PROBLEM TO SOLVE. Determine how many lines contain the string "trading" and reply with that number alone.

RECORDS FOR THIS EXERCISE.
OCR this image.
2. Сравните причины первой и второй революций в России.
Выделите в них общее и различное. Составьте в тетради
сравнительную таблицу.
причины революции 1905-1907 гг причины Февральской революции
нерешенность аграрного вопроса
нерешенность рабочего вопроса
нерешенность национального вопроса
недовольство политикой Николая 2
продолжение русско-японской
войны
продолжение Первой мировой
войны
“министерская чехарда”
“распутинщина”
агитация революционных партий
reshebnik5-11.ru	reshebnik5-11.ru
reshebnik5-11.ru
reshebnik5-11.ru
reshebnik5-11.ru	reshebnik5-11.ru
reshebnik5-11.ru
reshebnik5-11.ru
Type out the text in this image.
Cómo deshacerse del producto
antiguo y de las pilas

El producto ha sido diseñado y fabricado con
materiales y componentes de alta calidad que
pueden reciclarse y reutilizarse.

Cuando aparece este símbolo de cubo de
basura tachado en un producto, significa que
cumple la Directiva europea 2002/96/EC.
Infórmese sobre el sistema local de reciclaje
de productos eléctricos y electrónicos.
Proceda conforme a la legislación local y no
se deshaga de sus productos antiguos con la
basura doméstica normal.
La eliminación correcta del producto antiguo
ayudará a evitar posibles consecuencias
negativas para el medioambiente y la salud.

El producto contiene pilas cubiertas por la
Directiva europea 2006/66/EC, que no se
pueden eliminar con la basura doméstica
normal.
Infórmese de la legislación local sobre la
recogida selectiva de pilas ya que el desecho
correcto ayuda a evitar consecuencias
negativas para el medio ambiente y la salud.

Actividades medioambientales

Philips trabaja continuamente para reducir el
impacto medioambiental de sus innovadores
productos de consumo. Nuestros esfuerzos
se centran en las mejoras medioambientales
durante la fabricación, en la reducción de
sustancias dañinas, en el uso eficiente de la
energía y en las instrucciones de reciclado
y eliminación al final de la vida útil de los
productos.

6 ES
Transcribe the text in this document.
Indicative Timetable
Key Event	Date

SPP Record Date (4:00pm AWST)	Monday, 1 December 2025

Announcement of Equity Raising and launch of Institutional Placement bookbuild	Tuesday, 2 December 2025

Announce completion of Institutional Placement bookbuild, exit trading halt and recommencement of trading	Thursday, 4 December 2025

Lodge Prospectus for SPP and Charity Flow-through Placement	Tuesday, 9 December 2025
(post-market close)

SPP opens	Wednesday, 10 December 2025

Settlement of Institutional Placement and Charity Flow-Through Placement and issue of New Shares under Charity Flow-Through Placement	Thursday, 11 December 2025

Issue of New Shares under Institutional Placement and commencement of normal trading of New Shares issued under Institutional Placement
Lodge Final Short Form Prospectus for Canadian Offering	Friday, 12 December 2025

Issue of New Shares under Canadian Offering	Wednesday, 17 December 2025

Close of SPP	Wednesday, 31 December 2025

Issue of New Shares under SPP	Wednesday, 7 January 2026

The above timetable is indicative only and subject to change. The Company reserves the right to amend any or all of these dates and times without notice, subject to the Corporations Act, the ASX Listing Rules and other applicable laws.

EXERCISE SOLUTION. 2